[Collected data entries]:
*-*-*

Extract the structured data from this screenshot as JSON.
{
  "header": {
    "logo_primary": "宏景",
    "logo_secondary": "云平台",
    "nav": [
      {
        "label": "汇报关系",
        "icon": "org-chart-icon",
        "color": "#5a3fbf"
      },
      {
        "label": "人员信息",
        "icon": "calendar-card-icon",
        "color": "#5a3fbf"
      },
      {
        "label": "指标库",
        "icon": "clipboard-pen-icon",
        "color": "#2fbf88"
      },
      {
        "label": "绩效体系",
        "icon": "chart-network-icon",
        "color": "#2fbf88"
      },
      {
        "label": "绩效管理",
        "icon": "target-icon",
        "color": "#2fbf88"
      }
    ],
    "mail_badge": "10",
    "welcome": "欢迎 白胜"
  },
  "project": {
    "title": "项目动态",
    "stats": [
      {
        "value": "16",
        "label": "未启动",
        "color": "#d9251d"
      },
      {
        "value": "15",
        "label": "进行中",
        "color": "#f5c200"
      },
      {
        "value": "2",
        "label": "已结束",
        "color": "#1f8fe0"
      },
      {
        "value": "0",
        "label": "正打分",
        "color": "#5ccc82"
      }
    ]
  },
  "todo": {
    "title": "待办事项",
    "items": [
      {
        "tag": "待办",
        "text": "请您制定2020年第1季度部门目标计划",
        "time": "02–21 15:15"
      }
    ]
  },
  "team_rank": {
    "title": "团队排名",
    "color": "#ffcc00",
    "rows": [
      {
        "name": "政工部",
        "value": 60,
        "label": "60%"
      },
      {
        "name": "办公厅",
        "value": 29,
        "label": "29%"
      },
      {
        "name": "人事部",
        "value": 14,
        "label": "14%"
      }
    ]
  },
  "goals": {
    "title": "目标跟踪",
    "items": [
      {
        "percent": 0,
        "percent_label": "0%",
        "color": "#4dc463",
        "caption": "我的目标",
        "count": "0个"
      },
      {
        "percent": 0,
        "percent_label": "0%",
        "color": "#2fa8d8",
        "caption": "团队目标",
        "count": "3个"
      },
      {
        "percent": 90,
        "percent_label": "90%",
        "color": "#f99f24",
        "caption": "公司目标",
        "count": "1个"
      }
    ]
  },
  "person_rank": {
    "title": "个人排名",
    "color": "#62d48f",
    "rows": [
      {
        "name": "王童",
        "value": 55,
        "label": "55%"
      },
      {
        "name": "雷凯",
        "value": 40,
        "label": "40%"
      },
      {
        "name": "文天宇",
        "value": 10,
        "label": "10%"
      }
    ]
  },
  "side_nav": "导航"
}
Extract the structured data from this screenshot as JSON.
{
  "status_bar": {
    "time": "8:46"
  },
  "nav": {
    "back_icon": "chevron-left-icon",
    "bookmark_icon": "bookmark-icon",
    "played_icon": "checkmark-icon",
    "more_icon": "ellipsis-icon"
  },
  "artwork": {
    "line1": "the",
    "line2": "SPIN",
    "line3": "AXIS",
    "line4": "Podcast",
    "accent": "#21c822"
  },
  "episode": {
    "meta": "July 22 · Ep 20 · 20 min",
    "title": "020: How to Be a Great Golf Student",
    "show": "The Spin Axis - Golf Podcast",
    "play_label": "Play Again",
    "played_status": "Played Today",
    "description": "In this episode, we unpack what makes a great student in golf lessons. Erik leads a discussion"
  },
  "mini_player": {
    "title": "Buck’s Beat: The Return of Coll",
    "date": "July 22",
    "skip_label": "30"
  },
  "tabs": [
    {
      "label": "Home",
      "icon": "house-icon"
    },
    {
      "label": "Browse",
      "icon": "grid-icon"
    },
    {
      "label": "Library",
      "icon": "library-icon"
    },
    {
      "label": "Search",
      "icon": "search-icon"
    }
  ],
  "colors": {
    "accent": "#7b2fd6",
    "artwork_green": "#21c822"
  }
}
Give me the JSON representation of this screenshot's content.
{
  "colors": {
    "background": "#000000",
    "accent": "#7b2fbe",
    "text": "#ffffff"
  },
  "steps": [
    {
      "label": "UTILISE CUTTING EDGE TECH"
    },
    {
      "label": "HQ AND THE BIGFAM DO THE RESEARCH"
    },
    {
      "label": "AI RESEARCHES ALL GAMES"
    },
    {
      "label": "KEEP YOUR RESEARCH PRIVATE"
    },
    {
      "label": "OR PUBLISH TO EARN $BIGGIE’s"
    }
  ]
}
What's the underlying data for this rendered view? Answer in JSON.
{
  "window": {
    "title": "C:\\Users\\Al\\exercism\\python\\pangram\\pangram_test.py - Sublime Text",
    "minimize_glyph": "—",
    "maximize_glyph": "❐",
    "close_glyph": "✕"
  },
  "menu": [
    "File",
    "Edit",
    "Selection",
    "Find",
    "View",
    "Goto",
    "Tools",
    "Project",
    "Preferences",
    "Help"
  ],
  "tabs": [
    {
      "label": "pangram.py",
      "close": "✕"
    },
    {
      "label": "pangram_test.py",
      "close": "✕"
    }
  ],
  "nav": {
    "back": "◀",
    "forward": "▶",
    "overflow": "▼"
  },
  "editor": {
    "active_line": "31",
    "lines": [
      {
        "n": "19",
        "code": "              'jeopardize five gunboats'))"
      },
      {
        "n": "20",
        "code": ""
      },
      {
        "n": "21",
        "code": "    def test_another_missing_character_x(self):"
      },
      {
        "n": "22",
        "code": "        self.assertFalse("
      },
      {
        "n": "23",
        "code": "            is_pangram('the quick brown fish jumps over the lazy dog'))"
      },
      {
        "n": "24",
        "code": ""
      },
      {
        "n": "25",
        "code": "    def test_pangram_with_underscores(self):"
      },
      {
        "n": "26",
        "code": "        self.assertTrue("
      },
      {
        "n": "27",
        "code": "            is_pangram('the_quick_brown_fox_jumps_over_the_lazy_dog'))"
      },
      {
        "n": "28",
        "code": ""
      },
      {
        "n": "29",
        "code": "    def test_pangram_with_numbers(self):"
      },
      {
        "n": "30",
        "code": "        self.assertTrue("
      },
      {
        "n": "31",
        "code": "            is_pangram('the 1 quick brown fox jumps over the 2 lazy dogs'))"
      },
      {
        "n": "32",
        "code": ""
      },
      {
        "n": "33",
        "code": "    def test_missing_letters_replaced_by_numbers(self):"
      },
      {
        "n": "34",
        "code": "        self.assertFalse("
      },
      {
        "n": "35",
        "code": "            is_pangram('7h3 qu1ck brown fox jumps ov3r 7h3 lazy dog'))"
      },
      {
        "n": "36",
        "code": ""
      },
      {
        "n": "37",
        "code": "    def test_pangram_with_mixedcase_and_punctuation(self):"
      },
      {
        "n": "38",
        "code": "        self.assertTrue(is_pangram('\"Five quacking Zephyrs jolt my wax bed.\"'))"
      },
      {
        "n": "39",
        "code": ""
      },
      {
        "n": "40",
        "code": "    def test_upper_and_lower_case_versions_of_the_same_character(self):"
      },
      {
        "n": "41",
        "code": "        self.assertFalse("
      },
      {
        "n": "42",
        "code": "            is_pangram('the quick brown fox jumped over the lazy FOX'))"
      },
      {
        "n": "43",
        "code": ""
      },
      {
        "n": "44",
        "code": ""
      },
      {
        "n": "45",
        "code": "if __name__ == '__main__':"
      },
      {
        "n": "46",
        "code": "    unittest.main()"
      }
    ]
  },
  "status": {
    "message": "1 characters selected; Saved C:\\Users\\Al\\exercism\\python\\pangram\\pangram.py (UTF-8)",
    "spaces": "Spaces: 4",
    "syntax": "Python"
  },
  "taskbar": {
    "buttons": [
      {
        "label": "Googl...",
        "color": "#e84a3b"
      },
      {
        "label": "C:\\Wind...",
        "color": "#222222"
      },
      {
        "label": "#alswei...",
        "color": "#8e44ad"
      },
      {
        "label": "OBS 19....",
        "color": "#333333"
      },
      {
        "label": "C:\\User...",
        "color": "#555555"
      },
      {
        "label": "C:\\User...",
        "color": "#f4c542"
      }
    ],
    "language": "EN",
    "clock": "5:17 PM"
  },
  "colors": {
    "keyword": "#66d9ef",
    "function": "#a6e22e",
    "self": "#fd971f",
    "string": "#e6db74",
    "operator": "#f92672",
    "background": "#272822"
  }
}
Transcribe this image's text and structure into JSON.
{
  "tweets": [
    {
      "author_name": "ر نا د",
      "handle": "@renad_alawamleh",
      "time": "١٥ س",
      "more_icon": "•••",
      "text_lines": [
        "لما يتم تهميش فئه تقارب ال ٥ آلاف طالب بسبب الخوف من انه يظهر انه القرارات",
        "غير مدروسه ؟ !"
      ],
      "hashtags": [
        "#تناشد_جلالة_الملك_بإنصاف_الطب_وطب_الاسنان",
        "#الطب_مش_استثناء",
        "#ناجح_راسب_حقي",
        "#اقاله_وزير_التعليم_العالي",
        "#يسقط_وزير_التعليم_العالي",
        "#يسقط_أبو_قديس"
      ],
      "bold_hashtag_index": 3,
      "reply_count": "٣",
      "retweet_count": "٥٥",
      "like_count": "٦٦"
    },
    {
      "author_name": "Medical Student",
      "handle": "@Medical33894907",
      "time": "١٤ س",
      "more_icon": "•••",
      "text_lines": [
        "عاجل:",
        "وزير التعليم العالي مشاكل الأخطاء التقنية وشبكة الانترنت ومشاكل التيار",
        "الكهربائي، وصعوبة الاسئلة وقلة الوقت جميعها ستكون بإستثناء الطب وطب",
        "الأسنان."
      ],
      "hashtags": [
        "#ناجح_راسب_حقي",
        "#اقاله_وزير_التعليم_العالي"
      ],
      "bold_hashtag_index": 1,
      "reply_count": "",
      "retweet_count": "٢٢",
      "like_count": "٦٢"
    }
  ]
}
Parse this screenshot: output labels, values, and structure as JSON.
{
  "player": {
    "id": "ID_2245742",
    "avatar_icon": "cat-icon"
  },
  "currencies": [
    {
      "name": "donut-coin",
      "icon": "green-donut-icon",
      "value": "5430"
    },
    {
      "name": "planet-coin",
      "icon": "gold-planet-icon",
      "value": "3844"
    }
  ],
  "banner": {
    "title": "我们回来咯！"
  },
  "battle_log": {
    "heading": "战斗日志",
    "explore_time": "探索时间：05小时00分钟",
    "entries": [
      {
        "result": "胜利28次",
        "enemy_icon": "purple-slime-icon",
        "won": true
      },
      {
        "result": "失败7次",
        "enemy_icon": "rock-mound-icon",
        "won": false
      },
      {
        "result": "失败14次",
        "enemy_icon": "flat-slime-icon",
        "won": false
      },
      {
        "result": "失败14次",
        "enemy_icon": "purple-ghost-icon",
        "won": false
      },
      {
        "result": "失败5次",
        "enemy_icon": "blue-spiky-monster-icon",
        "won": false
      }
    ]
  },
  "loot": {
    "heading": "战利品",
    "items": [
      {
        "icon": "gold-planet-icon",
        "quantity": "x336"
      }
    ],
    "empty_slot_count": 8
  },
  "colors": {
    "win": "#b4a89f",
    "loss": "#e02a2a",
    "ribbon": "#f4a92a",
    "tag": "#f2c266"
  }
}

*-*-*

[WHAT THIS TASK INVOLVES]:
Tell how many lines in the material above include the word "gold", giving the number only.

[FINISHED TASK]:
2